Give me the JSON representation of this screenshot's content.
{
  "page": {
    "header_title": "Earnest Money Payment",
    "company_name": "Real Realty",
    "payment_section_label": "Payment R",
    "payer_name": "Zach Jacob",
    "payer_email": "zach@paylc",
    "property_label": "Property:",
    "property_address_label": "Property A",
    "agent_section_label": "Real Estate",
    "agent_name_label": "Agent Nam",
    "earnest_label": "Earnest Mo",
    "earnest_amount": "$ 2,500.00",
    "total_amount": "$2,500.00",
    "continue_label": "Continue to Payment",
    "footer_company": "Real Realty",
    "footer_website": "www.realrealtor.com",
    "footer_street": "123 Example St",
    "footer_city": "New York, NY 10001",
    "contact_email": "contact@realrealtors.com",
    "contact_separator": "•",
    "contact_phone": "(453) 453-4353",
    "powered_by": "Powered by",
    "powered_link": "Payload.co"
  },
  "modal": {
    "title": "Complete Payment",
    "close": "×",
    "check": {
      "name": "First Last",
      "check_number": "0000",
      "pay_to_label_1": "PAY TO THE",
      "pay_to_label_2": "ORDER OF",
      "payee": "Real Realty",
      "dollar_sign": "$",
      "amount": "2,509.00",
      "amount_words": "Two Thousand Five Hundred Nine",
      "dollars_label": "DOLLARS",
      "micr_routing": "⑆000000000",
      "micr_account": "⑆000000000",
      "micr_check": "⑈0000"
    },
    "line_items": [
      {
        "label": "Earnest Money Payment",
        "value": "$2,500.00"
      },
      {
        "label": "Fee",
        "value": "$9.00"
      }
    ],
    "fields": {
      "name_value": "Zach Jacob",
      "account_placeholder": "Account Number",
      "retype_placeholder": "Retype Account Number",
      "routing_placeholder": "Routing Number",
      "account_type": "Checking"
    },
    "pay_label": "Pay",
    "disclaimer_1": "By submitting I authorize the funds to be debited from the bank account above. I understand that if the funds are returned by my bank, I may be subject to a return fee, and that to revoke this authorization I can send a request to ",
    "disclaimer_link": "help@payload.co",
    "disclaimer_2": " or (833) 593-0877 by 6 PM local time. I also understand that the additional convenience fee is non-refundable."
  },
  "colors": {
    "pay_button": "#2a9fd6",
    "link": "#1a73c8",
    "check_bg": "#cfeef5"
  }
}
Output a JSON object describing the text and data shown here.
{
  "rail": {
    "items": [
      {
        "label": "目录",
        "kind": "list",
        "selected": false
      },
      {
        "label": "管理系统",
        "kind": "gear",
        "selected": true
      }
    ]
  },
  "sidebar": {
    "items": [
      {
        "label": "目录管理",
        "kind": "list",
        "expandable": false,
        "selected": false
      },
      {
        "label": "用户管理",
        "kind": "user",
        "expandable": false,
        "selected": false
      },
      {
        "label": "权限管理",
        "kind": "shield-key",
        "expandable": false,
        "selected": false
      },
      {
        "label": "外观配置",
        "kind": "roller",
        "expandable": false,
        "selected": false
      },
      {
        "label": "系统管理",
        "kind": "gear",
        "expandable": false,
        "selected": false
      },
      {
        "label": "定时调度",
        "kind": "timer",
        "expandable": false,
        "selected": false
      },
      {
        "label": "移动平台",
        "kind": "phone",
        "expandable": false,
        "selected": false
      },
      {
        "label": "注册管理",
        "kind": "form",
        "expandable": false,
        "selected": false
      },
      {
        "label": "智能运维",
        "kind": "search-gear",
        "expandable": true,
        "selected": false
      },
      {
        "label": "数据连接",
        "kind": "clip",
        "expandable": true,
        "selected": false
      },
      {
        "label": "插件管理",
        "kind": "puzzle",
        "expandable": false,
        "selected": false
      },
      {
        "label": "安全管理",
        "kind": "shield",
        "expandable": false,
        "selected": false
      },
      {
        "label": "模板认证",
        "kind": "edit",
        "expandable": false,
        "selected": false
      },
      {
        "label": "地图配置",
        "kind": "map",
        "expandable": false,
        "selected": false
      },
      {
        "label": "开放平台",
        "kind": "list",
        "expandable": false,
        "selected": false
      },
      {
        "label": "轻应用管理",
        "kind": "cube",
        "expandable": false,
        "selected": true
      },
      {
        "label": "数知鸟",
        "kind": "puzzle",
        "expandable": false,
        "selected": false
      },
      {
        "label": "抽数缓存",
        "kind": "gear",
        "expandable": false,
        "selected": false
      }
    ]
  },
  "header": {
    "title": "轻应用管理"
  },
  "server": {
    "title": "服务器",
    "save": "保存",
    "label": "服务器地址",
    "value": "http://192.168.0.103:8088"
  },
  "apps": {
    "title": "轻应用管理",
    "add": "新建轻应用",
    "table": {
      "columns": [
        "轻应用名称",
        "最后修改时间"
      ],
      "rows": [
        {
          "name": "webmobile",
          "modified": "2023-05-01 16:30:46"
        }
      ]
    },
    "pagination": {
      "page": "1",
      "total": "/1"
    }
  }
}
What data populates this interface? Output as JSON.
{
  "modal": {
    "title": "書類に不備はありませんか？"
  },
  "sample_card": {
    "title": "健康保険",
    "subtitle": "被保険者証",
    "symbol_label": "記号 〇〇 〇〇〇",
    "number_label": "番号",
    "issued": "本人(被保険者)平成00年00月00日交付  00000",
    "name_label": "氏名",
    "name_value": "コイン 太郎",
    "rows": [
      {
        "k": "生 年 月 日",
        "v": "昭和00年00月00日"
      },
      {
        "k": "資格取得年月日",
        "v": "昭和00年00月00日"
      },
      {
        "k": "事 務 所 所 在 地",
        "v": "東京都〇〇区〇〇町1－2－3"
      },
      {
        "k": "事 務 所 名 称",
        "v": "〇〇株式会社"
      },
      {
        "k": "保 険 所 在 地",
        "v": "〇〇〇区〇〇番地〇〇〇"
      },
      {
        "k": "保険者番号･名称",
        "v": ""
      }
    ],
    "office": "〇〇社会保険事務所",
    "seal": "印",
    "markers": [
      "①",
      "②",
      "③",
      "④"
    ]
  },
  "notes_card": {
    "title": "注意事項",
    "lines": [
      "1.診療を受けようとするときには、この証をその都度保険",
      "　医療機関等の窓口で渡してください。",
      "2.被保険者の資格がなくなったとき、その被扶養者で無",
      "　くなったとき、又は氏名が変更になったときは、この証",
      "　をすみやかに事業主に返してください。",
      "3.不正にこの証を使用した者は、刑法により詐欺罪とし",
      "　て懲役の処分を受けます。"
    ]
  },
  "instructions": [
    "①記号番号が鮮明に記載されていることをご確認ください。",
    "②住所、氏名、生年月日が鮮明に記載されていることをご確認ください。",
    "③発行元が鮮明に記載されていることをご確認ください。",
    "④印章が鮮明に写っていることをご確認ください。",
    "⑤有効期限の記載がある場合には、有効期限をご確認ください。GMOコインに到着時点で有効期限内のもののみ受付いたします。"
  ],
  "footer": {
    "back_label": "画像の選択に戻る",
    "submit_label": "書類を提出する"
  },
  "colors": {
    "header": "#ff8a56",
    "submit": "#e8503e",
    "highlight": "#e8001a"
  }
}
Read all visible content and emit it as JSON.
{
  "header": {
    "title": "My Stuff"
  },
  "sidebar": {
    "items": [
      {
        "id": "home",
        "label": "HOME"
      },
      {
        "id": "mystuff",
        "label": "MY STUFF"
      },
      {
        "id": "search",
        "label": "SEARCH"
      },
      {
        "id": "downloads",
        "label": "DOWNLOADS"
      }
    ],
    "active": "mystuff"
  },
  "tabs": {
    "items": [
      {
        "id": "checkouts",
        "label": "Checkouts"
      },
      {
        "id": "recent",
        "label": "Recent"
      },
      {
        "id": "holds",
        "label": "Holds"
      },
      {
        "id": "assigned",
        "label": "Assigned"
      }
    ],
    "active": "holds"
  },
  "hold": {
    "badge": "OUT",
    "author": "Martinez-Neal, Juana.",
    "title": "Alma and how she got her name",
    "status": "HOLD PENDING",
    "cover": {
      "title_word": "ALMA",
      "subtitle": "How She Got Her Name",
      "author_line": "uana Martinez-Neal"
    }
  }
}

Requirements: Using the listing above, say how many of its lines contain the string "Output", giving nothing but the figure.

Written response: 2